- TASK DETAILS:
With the pictures left out, copy the listing below exactly.

- PROVIDED INFORMATION:
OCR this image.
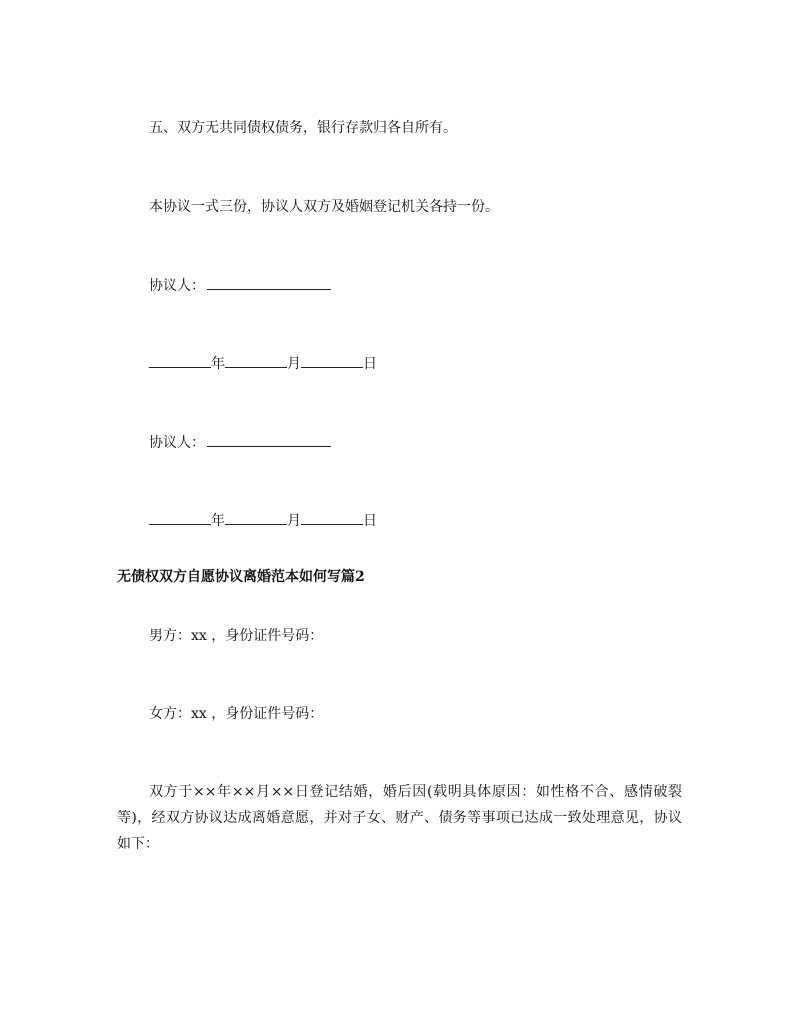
五、双方无共同债权债务，银行存款归各自所有。

本协议一式三份，协议人双方及婚姻登记机关各持一份。

协议人：

年	月	日

协议人：

年	月	日

无债权双方自愿协议离婚范本如何写篇2

男方：xx ，身份证件号码：

女方：xx ，身份证件号码：

双方于××年××月××日登记结婚，婚后因(载明具体原因：如性格不合、感情破裂等)，经双方协议达成离婚意愿，并对子女、财产、债务等事项已达成一致处理意见，协议如下：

- ANSWER TO THIS TASK:
OCR this image.
五、双方无共同债权债务，银行存款归各自所有。

本协议一式三份，协议人双方及婚姻登记机关各持一份。

协议人：

年	月	日

协议人：

年	月	日

无债权双方自愿协议离婚范本如何写篇2

男方：xx ，身份证件号码：

女方：xx ，身份证件号码：

双方于××年××月××日登记结婚，婚后因(载明具体原因：如性格不合、感情破裂等)，经双方协议达成离婚意愿，并对子女、财产、债务等事项已达成一致处理意见，协议如下：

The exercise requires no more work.